Source data:
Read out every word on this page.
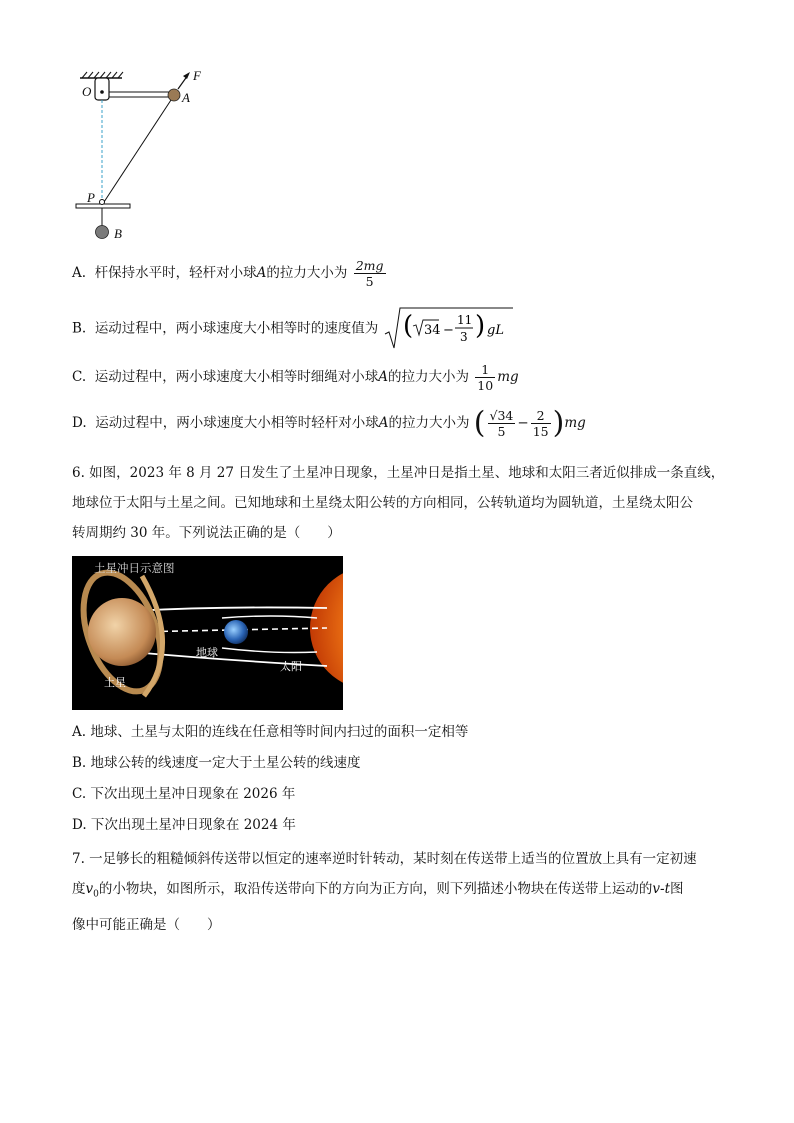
O	A
F
P
B
A. 杆保持水平时，轻杆对小球A的拉力大小为 $\frac{2mg}{5}$
B. 运动过程中，两小球速度大小相等时的速度值为 ( 34 −
11
3 ) gL
C. 运动过程中，两小球速度大小相等时细绳对小球A的拉力大小为 $\frac{1}{10}$ mg
D. 运动过程中，两小球速度大小相等时轻杆对小球A的拉力大小为 ( $\frac{√34}{5} - \frac{2}{15} )mg$
6. 如图，2023 年 8 月 27 日发生了土星冲日现象，土星冲日是指土星、地球和太阳三者近似排成一条直线，
地球位于太阳与土星之间。已知地球和土星绕太阳公转的方向相同，公转轨道均为圆轨道，土星绕太阳公
转周期约 30 年。下列说法正确的是（　　）
土星冲日示意图
地球
太阳
土星
A. 地球、土星与太阳的连线在任意相等时间内扫过的面积一定相等
B. 地球公转的线速度一定大于土星公转的线速度
C. 下次出现土星冲日现象在 2026 年
D. 下次出现土星冲日现象在 2024 年
7. 一足够长的粗糙倾斜传送带以恒定的速率逆时针转动，某时刻在传送带上适当的位置放上具有一定初速
度$v_0$的小物块，如图所示，取沿传送带向下的方向为正方向，则下列描述小物块在传送带上运动的v-t图
像中可能正确是（　　）
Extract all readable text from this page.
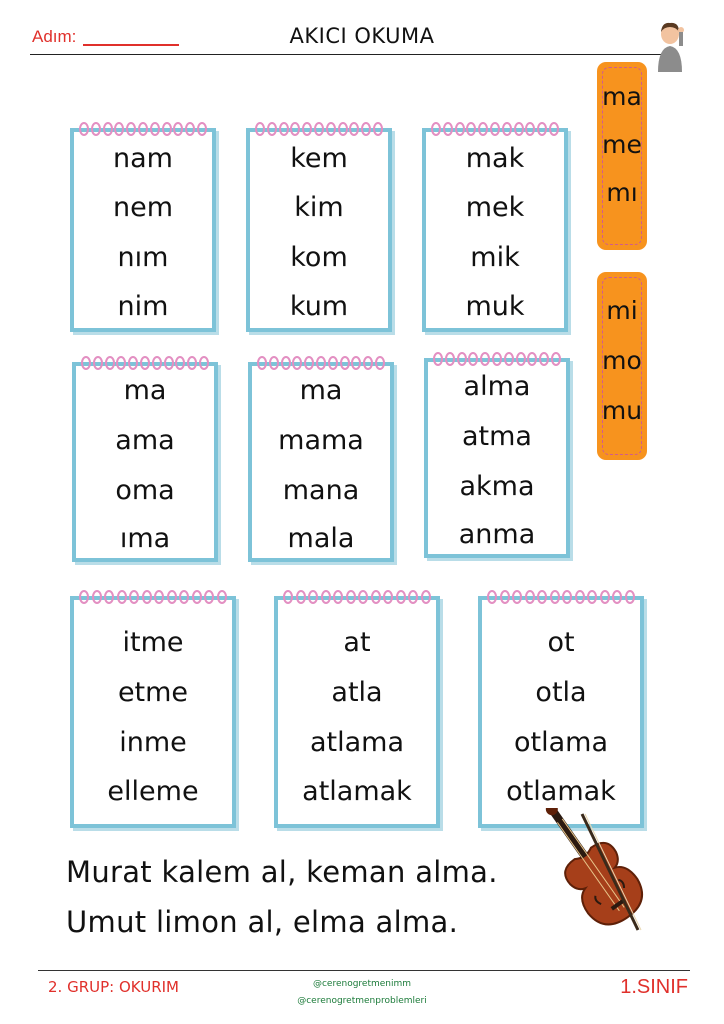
Adım:	AKICI OKUMA
nam
nem
nım
nim
kem
kim
kom
kum
mak
mek
mik
muk
ma
ama
oma
ıma
ma
mama
mana
mala
alma
atma
akma
anma
itme
etme
inme
elleme
at
atla
atlama
atlamak
ot
otla
otlama
otlamak
ma
me
mı
mi
mo
mu
Murat kalem al, keman alma.
Umut limon al, elma alma.
2. GRUP: OKURIM	@cerenogretmenimm
@cerenogretmenproblemleri
1.SINIF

■ AIM
Transcribe all the records above word for word, without their images.

■ WRITTEN ANSWER
Read out every word on this page.
O	A
F
P
B
A. 杆保持水平时，轻杆对小球A的拉力大小为 $\frac{2mg}{5}$
B. 运动过程中，两小球速度大小相等时的速度值为 ( 34 −
11
3 ) gL
C. 运动过程中，两小球速度大小相等时细绳对小球A的拉力大小为 $\frac{1}{10}$ mg
D. 运动过程中，两小球速度大小相等时轻杆对小球A的拉力大小为 ( $\frac{√34}{5} - \frac{2}{15} )mg$
6. 如图，2023 年 8 月 27 日发生了土星冲日现象，土星冲日是指土星、地球和太阳三者近似排成一条直线，
地球位于太阳与土星之间。已知地球和土星绕太阳公转的方向相同，公转轨道均为圆轨道，土星绕太阳公
转周期约 30 年。下列说法正确的是（　　）
土星冲日示意图
地球
太阳
土星
A. 地球、土星与太阳的连线在任意相等时间内扫过的面积一定相等
B. 地球公转的线速度一定大于土星公转的线速度
C. 下次出现土星冲日现象在 2026 年
D. 下次出现土星冲日现象在 2024 年
7. 一足够长的粗糙倾斜传送带以恒定的速率逆时针转动，某时刻在传送带上适当的位置放上具有一定初速
度$v_0$的小物块，如图所示，取沿传送带向下的方向为正方向，则下列描述小物块在传送带上运动的v-t图
像中可能正确是（　　）
Extract all readable text from this page.
Adım:	AKICI OKUMA
nam
nem
nım
nim
kem
kim
kom
kum
mak
mek
mik
muk
ma
ama
oma
ıma
ma
mama
mana
mala
alma
atma
akma
anma
itme
etme
inme
elleme
at
atla
atlama
atlamak
ot
otla
otlama
otlamak
ma
me
mı
mi
mo
mu
Murat kalem al, keman alma.
Umut limon al, elma alma.
2. GRUP: OKURIM	@cerenogretmenimm
@cerenogretmenproblemleri
1.SINIF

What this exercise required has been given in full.